(Entries from a visual dataset)
⁂

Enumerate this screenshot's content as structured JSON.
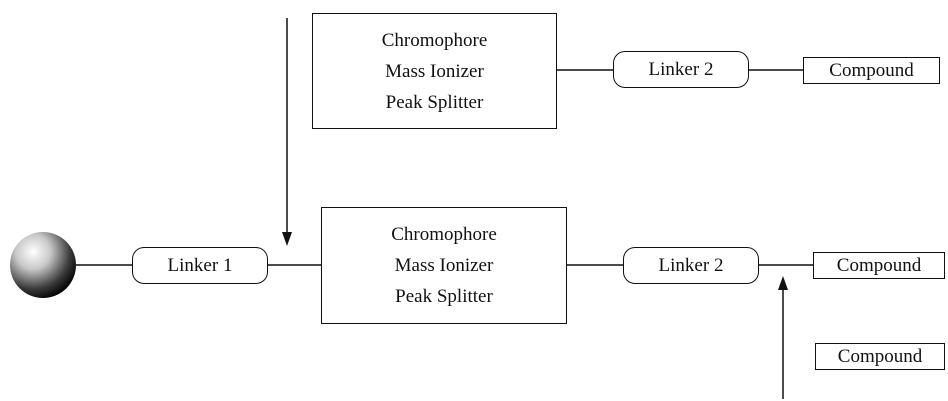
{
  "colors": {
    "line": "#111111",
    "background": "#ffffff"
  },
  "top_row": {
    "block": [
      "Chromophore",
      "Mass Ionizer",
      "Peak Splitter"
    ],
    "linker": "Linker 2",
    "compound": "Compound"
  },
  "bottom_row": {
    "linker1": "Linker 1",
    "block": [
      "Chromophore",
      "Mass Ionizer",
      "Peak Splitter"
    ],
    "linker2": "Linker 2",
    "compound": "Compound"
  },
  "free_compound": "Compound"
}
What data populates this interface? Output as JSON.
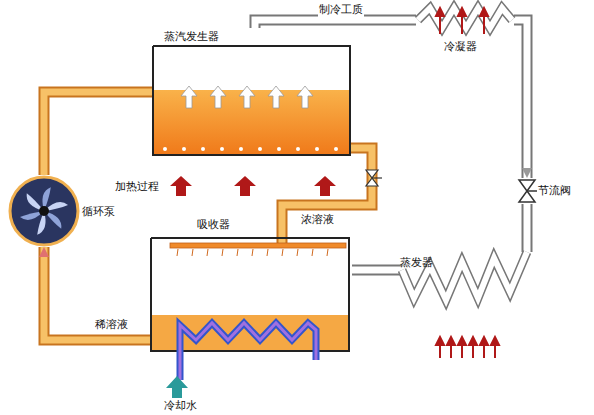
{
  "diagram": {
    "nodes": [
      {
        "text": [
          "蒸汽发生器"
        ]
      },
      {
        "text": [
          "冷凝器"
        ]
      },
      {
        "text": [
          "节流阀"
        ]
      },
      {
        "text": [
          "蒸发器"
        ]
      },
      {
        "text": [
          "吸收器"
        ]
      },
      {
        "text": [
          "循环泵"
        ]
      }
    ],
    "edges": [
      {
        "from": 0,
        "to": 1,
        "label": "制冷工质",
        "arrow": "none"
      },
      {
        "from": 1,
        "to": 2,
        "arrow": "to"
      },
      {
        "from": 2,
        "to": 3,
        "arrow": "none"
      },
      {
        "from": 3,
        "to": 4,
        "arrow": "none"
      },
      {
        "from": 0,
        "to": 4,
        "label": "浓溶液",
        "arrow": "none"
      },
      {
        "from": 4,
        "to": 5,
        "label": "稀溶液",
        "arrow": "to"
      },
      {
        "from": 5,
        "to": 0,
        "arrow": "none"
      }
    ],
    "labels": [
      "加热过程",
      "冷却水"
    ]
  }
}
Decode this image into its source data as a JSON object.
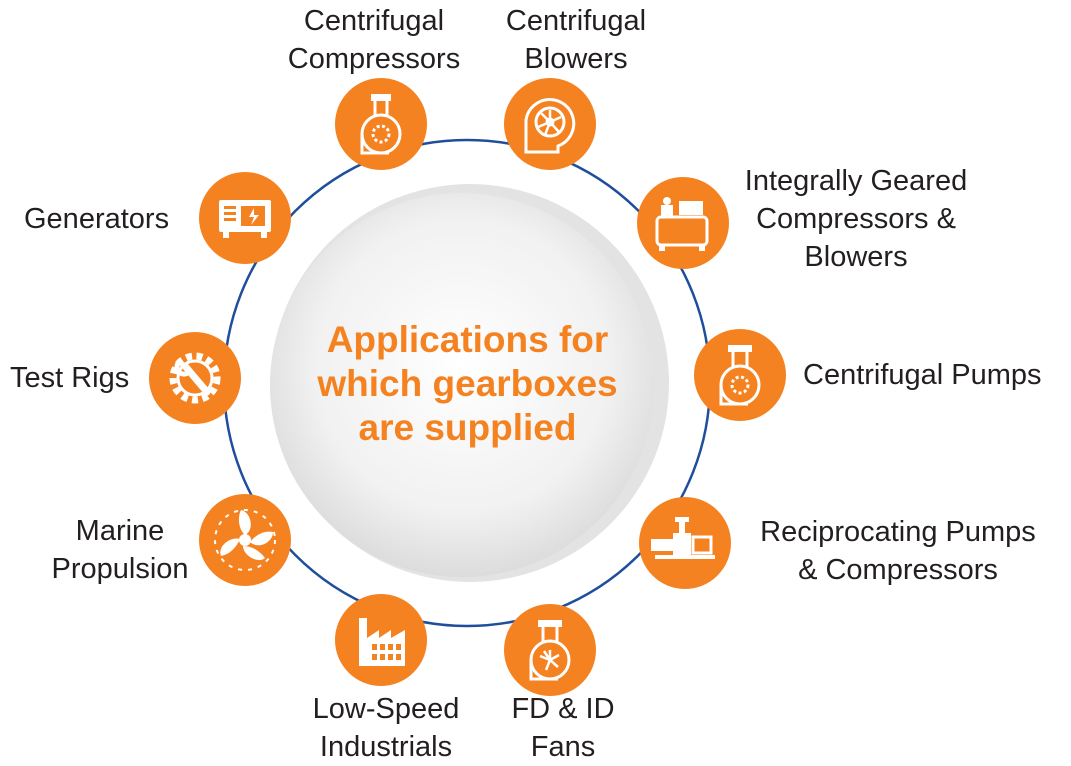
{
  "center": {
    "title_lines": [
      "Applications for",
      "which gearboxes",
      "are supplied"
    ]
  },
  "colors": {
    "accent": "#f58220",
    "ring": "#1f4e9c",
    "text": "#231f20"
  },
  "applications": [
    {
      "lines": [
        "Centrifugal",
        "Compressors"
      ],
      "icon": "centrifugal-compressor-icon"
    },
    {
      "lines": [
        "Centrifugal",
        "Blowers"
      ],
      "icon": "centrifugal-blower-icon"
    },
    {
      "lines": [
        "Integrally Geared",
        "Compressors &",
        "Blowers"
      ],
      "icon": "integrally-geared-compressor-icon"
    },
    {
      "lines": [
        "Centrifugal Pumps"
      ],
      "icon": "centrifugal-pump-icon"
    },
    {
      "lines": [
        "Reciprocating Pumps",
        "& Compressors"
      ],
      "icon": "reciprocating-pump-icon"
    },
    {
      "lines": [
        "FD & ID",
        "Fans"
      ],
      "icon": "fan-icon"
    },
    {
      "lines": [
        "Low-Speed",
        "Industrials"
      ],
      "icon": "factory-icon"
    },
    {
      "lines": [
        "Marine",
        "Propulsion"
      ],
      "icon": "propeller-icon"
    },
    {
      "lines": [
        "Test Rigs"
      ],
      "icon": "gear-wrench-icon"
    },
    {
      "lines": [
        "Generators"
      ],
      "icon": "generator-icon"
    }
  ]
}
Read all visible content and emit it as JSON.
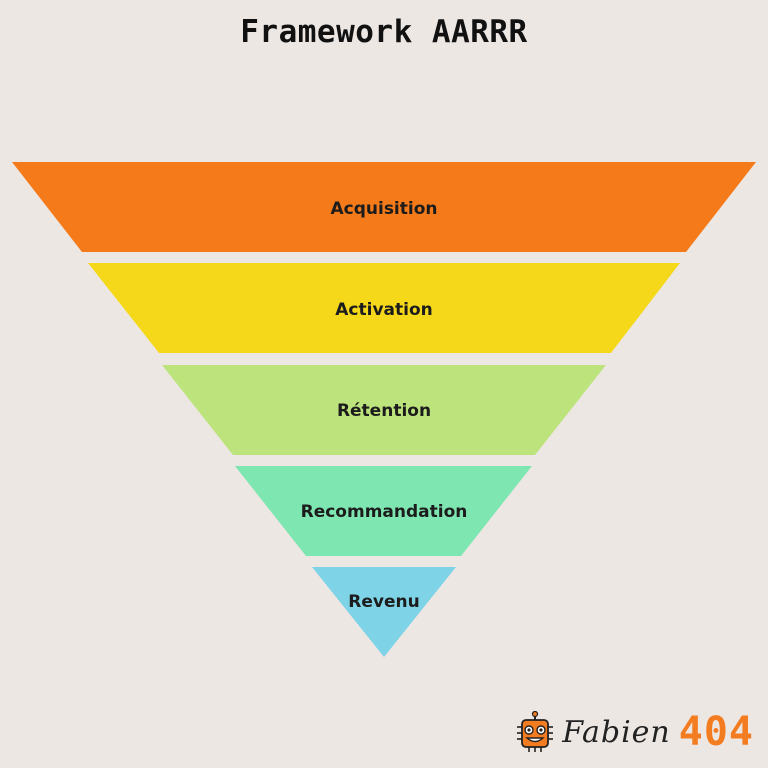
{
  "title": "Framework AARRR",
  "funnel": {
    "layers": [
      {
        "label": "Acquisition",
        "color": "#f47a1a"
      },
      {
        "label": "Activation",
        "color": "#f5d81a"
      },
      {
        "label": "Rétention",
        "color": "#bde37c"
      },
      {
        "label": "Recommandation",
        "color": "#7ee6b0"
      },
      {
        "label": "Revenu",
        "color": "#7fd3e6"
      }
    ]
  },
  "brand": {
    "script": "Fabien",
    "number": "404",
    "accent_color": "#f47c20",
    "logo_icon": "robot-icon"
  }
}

⁂

**Task to complete**
Write the material out again exactly as it appears, dropping the pictures.

**Expected output**
Enumerate this screenshot's content as structured JSON.
{
  "colors": {
    "line": "#111111",
    "background": "#ffffff"
  },
  "top_row": {
    "block": [
      "Chromophore",
      "Mass Ionizer",
      "Peak Splitter"
    ],
    "linker": "Linker 2",
    "compound": "Compound"
  },
  "bottom_row": {
    "linker1": "Linker 1",
    "block": [
      "Chromophore",
      "Mass Ionizer",
      "Peak Splitter"
    ],
    "linker2": "Linker 2",
    "compound": "Compound"
  },
  "free_compound": "Compound"
}
What data populates this interface? Output as JSON.
{
  "diagram": {
    "nodes": [
      {
        "text": [
          "蒸汽发生器"
        ]
      },
      {
        "text": [
          "冷凝器"
        ]
      },
      {
        "text": [
          "节流阀"
        ]
      },
      {
        "text": [
          "蒸发器"
        ]
      },
      {
        "text": [
          "吸收器"
        ]
      },
      {
        "text": [
          "循环泵"
        ]
      }
    ],
    "edges": [
      {
        "from": 0,
        "to": 1,
        "label": "制冷工质",
        "arrow": "none"
      },
      {
        "from": 1,
        "to": 2,
        "arrow": "to"
      },
      {
        "from": 2,
        "to": 3,
        "arrow": "none"
      },
      {
        "from": 3,
        "to": 4,
        "arrow": "none"
      },
      {
        "from": 0,
        "to": 4,
        "label": "浓溶液",
        "arrow": "none"
      },
      {
        "from": 4,
        "to": 5,
        "label": "稀溶液",
        "arrow": "to"
      },
      {
        "from": 5,
        "to": 0,
        "arrow": "none"
      }
    ],
    "labels": [
      "加热过程",
      "冷却水"
    ]
  }
}
Decode this image into its source data as a JSON object.
{
  "center": {
    "title_lines": [
      "Applications for",
      "which gearboxes",
      "are supplied"
    ]
  },
  "colors": {
    "accent": "#f58220",
    "ring": "#1f4e9c",
    "text": "#231f20"
  },
  "applications": [
    {
      "lines": [
        "Centrifugal",
        "Compressors"
      ],
      "icon": "centrifugal-compressor-icon"
    },
    {
      "lines": [
        "Centrifugal",
        "Blowers"
      ],
      "icon": "centrifugal-blower-icon"
    },
    {
      "lines": [
        "Integrally Geared",
        "Compressors &",
        "Blowers"
      ],
      "icon": "integrally-geared-compressor-icon"
    },
    {
      "lines": [
        "Centrifugal Pumps"
      ],
      "icon": "centrifugal-pump-icon"
    },
    {
      "lines": [
        "Reciprocating Pumps",
        "& Compressors"
      ],
      "icon": "reciprocating-pump-icon"
    },
    {
      "lines": [
        "FD & ID",
        "Fans"
      ],
      "icon": "fan-icon"
    },
    {
      "lines": [
        "Low-Speed",
        "Industrials"
      ],
      "icon": "factory-icon"
    },
    {
      "lines": [
        "Marine",
        "Propulsion"
      ],
      "icon": "propeller-icon"
    },
    {
      "lines": [
        "Test Rigs"
      ],
      "icon": "gear-wrench-icon"
    },
    {
      "lines": [
        "Generators"
      ],
      "icon": "generator-icon"
    }
  ]
}
Read all visible content and emit it as JSON.
{
  "title": "Framework AARRR",
  "funnel": {
    "layers": [
      {
        "label": "Acquisition",
        "color": "#f47a1a"
      },
      {
        "label": "Activation",
        "color": "#f5d81a"
      },
      {
        "label": "Rétention",
        "color": "#bde37c"
      },
      {
        "label": "Recommandation",
        "color": "#7ee6b0"
      },
      {
        "label": "Revenu",
        "color": "#7fd3e6"
      }
    ]
  },
  "brand": {
    "script": "Fabien",
    "number": "404",
    "accent_color": "#f47c20",
    "logo_icon": "robot-icon"
  }
}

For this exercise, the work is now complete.